____ Information given

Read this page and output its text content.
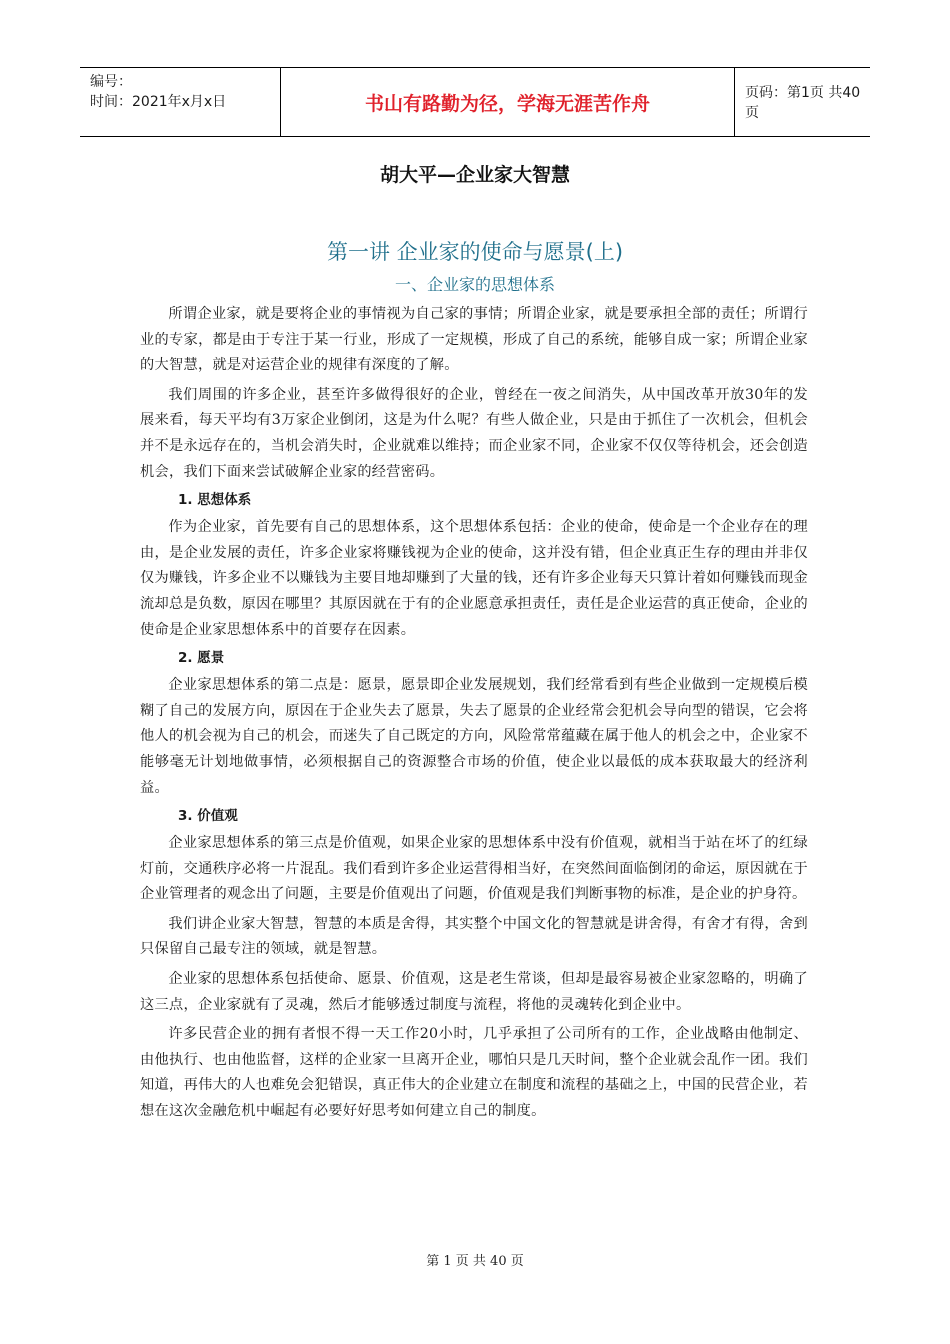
编号：
时间：2021年x月x日	书山有路勤为径，学海无涯苦作舟	页码：第1页 共40页
胡大平—企业家大智慧
第一讲 企业家的使命与愿景(上)
一、企业家的思想体系

所谓企业家，就是要将企业的事情视为自己家的事情；所谓企业家，就是要承担全部的责任；所谓行业的专家，都是由于专注于某一行业，形成了一定规模，形成了自己的系统，能够自成一家；所谓企业家的大智慧，就是对运营企业的规律有深度的了解。

我们周围的许多企业，甚至许多做得很好的企业，曾经在一夜之间消失，从中国改革开放30年的发展来看，每天平均有3万家企业倒闭，这是为什么呢？有些人做企业，只是由于抓住了一次机会，但机会并不是永远存在的，当机会消失时，企业就难以维持；而企业家不同，企业家不仅仅等待机会，还会创造机会，我们下面来尝试破解企业家的经营密码。

1. 思想体系

作为企业家，首先要有自己的思想体系，这个思想体系包括：企业的使命，使命是一个企业存在的理由，是企业发展的责任，许多企业家将赚钱视为企业的使命，这并没有错，但企业真正生存的理由并非仅仅为赚钱，许多企业不以赚钱为主要目地却赚到了大量的钱，还有许多企业每天只算计着如何赚钱而现金流却总是负数，原因在哪里？其原因就在于有的企业愿意承担责任，责任是企业运营的真正使命，企业的使命是企业家思想体系中的首要存在因素。

2. 愿景

企业家思想体系的第二点是：愿景，愿景即企业发展规划，我们经常看到有些企业做到一定规模后模糊了自己的发展方向，原因在于企业失去了愿景，失去了愿景的企业经常会犯机会导向型的错误，它会将他人的机会视为自己的机会，而迷失了自己既定的方向，风险常常蕴藏在属于他人的机会之中，企业家不能够毫无计划地做事情，必须根据自己的资源整合市场的价值，使企业以最低的成本获取最大的经济利益。

3. 价值观

企业家思想体系的第三点是价值观，如果企业家的思想体系中没有价值观，就相当于站在坏了的红绿灯前，交通秩序必将一片混乱。我们看到许多企业运营得相当好，在突然间面临倒闭的命运，原因就在于企业管理者的观念出了问题，主要是价值观出了问题，价值观是我们判断事物的标准，是企业的护身符。

我们讲企业家大智慧，智慧的本质是舍得，其实整个中国文化的智慧就是讲舍得，有舍才有得，舍到只保留自己最专注的领域，就是智慧。

企业家的思想体系包括使命、愿景、价值观，这是老生常谈，但却是最容易被企业家忽略的，明确了这三点，企业家就有了灵魂，然后才能够透过制度与流程，将他的灵魂转化到企业中。

许多民营企业的拥有者恨不得一天工作20小时，几乎承担了公司所有的工作，企业战略由他制定、由他执行、也由他监督，这样的企业家一旦离开企业，哪怕只是几天时间，整个企业就会乱作一团。我们知道，再伟大的人也难免会犯错误，真正伟大的企业建立在制度和流程的基础之上，中国的民营企业，若想在这次金融危机中崛起有必要好好思考如何建立自己的制度。

第 1 页 共 40 页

________

**Job**
Write out each line of the data exactly; the images should be left out.

**Response to this task**
Read this page and output its text content.
编号：
时间：2021年x月x日	书山有路勤为径，学海无涯苦作舟	页码：第1页 共40页
胡大平—企业家大智慧
第一讲 企业家的使命与愿景(上)
一、企业家的思想体系

所谓企业家，就是要将企业的事情视为自己家的事情；所谓企业家，就是要承担全部的责任；所谓行业的专家，都是由于专注于某一行业，形成了一定规模，形成了自己的系统，能够自成一家；所谓企业家的大智慧，就是对运营企业的规律有深度的了解。

我们周围的许多企业，甚至许多做得很好的企业，曾经在一夜之间消失，从中国改革开放30年的发展来看，每天平均有3万家企业倒闭，这是为什么呢？有些人做企业，只是由于抓住了一次机会，但机会并不是永远存在的，当机会消失时，企业就难以维持；而企业家不同，企业家不仅仅等待机会，还会创造机会，我们下面来尝试破解企业家的经营密码。

1. 思想体系

作为企业家，首先要有自己的思想体系，这个思想体系包括：企业的使命，使命是一个企业存在的理由，是企业发展的责任，许多企业家将赚钱视为企业的使命，这并没有错，但企业真正生存的理由并非仅仅为赚钱，许多企业不以赚钱为主要目地却赚到了大量的钱，还有许多企业每天只算计着如何赚钱而现金流却总是负数，原因在哪里？其原因就在于有的企业愿意承担责任，责任是企业运营的真正使命，企业的使命是企业家思想体系中的首要存在因素。

2. 愿景

企业家思想体系的第二点是：愿景，愿景即企业发展规划，我们经常看到有些企业做到一定规模后模糊了自己的发展方向，原因在于企业失去了愿景，失去了愿景的企业经常会犯机会导向型的错误，它会将他人的机会视为自己的机会，而迷失了自己既定的方向，风险常常蕴藏在属于他人的机会之中，企业家不能够毫无计划地做事情，必须根据自己的资源整合市场的价值，使企业以最低的成本获取最大的经济利益。

3. 价值观

企业家思想体系的第三点是价值观，如果企业家的思想体系中没有价值观，就相当于站在坏了的红绿灯前，交通秩序必将一片混乱。我们看到许多企业运营得相当好，在突然间面临倒闭的命运，原因就在于企业管理者的观念出了问题，主要是价值观出了问题，价值观是我们判断事物的标准，是企业的护身符。

我们讲企业家大智慧，智慧的本质是舍得，其实整个中国文化的智慧就是讲舍得，有舍才有得，舍到只保留自己最专注的领域，就是智慧。

企业家的思想体系包括使命、愿景、价值观，这是老生常谈，但却是最容易被企业家忽略的，明确了这三点，企业家就有了灵魂，然后才能够透过制度与流程，将他的灵魂转化到企业中。

许多民营企业的拥有者恨不得一天工作20小时，几乎承担了公司所有的工作，企业战略由他制定、由他执行、也由他监督，这样的企业家一旦离开企业，哪怕只是几天时间，整个企业就会乱作一团。我们知道，再伟大的人也难免会犯错误，真正伟大的企业建立在制度和流程的基础之上，中国的民营企业，若想在这次金融危机中崛起有必要好好思考如何建立自己的制度。

第 1 页 共 40 页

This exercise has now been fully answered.